Предоставленный отрывок:
________________________________________

Под «правовыми актами» здесь понимается не только законотворчество как перманентный процесс в рамках предустановленной системы ценностей, но также и экстраординарные решения, приводящие к расширению указанных рамок: определение меры наказания в случаях, не имеющих прецедента, разовое поощрение материальными благами и социальными привилегиями особо отличившихся граждан и т. д. Под важнейшими экономическими и социальными действиями понимаются: объявление войны и заключение мира, брак, наследование имущества, сельскохозяйственные циклы, строительство, похороны, внутренняя и внешняя колонизация.
К римскому государству царского и раннереспубликанского периодов в полной мере применима характеристика Д. Кэмпбелла: «Для культуры, взращенной на мифологии, пейзажи природы, равно как и каждая фаза человеческого существования, оживляются символическими намеками. Холмы и рощи имеют своих сверхъестественных хранителей и связываются с общеизвестными эпизодами местной истории сотворения мира. Кроме того, тут и там рассыпаны специализированные святилища… Где–то здесь можно было обнаружить вечность.» [Кэмпбелл, 40] Магическая организация пространства и магическая вечность — две генеральных черты раннего периода развития римской культуры. Однако пребывание вечности в культуре, а культуры в вечности вступают в противоречие с актуальной изменчивостью социальных форм в историческом времени. Возникает необходимость в совершенствовании «структур вечности», то есть в создании постоянных институтов легитимации, имеющих свой внутренний кодекс и четко означенные цели.

________________________________________

Извлечённые материалы:

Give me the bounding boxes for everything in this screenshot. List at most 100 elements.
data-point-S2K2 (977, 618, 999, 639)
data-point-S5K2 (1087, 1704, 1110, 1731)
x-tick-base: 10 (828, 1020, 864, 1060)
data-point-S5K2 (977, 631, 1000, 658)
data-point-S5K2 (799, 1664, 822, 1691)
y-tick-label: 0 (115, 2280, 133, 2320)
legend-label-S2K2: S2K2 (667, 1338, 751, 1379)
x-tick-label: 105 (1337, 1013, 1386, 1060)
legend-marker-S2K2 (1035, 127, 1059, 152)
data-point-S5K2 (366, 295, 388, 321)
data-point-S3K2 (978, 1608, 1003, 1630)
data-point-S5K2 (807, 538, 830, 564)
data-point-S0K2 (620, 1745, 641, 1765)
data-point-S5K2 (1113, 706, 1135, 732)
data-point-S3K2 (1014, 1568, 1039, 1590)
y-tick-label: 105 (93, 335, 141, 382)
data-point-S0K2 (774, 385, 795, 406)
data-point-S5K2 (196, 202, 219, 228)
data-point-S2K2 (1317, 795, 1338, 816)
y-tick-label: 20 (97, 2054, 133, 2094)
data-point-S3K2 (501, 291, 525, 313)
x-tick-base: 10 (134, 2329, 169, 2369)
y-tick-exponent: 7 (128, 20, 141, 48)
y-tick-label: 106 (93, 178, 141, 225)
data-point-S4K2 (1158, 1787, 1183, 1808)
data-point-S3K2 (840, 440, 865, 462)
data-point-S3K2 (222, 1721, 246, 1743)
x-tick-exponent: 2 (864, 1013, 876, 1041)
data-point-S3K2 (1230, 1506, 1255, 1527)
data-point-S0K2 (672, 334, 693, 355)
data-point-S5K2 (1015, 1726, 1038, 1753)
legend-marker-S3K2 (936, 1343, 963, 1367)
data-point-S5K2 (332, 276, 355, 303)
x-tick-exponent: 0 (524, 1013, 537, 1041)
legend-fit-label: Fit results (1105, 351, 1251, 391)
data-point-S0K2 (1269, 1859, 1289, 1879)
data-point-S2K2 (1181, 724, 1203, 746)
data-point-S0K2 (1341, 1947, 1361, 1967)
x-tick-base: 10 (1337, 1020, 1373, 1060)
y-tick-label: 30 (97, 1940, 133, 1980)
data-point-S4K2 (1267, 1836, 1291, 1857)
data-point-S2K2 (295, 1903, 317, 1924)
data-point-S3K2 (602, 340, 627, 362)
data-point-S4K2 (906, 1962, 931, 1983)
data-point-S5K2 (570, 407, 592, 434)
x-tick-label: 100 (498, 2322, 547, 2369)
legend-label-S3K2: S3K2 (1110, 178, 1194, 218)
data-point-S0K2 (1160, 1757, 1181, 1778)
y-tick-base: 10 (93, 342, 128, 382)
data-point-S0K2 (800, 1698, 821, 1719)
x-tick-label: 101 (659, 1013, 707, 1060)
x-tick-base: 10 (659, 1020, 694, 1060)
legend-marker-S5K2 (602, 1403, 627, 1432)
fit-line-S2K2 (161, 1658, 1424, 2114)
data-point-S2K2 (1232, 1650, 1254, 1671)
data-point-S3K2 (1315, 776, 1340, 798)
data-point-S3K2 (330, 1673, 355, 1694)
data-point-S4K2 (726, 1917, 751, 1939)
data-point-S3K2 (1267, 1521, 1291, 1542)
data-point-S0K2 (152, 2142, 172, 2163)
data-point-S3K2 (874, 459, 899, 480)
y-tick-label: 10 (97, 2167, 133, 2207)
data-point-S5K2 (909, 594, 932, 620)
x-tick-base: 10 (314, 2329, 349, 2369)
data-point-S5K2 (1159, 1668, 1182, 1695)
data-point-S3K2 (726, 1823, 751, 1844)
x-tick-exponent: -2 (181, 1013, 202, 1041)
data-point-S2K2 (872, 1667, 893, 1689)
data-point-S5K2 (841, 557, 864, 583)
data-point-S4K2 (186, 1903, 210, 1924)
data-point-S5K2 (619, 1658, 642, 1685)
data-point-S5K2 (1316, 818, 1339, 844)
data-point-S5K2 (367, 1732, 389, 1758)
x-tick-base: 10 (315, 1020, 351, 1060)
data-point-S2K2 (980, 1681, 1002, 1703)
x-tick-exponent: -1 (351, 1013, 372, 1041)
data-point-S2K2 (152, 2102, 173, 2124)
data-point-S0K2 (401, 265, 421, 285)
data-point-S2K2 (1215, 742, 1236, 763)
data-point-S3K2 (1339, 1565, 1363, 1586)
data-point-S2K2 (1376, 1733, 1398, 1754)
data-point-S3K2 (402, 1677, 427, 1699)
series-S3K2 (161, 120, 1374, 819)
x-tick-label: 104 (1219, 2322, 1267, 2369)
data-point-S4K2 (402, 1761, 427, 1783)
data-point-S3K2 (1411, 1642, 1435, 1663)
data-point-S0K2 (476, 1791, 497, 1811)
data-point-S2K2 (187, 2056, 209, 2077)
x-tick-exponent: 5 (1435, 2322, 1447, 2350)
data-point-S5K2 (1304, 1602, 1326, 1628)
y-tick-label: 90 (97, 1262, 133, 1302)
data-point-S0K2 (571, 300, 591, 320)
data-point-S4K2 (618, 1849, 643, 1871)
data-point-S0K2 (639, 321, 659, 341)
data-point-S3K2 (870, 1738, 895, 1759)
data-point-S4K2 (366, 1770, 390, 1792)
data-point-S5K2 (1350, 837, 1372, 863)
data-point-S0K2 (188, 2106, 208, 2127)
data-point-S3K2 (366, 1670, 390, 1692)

________________________________________

Суть задания: Перечислите все действия, которые в отрывке о римской культуре отнесены к важнейшим экономическим и социальным действиям.

Ответ на задание:
- объявление войны и заключение мира
- брак
- наследование имущества
- сельскохозяйственные циклы
- строительство
- похороны
- внутренняя и внешняя колонизация